▶ **TASK REQUIREMENTS**
Determine how many lines in the data below contain "color" and write only that number.

BEGIN SUPPLIED ENTRIES

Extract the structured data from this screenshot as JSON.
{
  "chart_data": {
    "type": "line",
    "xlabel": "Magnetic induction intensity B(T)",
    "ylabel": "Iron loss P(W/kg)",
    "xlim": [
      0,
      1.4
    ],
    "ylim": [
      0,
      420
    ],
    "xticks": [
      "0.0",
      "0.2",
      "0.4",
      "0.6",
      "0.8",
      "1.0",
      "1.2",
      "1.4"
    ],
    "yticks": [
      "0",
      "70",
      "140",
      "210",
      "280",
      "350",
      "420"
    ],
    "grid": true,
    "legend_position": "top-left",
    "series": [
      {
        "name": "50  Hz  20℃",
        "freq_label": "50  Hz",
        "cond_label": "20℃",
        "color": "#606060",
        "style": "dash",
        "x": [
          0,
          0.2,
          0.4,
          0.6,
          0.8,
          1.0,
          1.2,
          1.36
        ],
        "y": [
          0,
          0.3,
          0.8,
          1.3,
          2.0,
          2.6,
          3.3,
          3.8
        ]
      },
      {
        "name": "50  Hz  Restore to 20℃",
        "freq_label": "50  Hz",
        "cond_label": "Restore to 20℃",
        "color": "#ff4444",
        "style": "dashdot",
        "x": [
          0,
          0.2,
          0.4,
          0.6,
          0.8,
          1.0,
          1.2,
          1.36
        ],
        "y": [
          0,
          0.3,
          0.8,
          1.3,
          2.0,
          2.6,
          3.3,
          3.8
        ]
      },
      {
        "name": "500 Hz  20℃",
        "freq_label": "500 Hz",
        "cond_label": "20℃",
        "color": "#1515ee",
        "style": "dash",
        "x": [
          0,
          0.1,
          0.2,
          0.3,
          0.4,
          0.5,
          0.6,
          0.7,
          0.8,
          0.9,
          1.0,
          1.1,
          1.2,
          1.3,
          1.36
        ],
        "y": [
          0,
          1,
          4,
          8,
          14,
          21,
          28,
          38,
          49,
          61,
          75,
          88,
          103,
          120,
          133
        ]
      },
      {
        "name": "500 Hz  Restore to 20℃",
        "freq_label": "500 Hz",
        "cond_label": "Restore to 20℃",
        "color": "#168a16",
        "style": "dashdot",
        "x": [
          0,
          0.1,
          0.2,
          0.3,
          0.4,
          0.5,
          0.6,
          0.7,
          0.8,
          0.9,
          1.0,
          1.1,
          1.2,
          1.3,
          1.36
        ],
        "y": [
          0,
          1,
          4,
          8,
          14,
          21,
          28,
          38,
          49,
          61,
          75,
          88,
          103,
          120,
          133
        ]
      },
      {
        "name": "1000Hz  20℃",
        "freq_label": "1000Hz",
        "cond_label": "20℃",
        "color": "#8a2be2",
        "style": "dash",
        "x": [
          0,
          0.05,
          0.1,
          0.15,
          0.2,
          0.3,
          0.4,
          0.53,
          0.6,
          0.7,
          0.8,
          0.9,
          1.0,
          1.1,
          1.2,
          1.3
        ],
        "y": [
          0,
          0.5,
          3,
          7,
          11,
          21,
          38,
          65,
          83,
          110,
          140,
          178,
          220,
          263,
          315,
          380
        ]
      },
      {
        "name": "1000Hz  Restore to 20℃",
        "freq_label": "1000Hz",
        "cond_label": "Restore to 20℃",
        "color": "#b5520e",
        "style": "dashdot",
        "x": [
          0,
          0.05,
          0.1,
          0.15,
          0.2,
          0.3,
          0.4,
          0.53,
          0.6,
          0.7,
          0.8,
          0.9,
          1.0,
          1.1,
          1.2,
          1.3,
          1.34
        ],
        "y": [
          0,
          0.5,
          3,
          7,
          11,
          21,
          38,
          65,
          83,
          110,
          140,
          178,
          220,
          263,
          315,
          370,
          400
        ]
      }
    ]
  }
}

END SUPPLIED ENTRIES

▶ **ANSWER TO THE EXERCISE**
6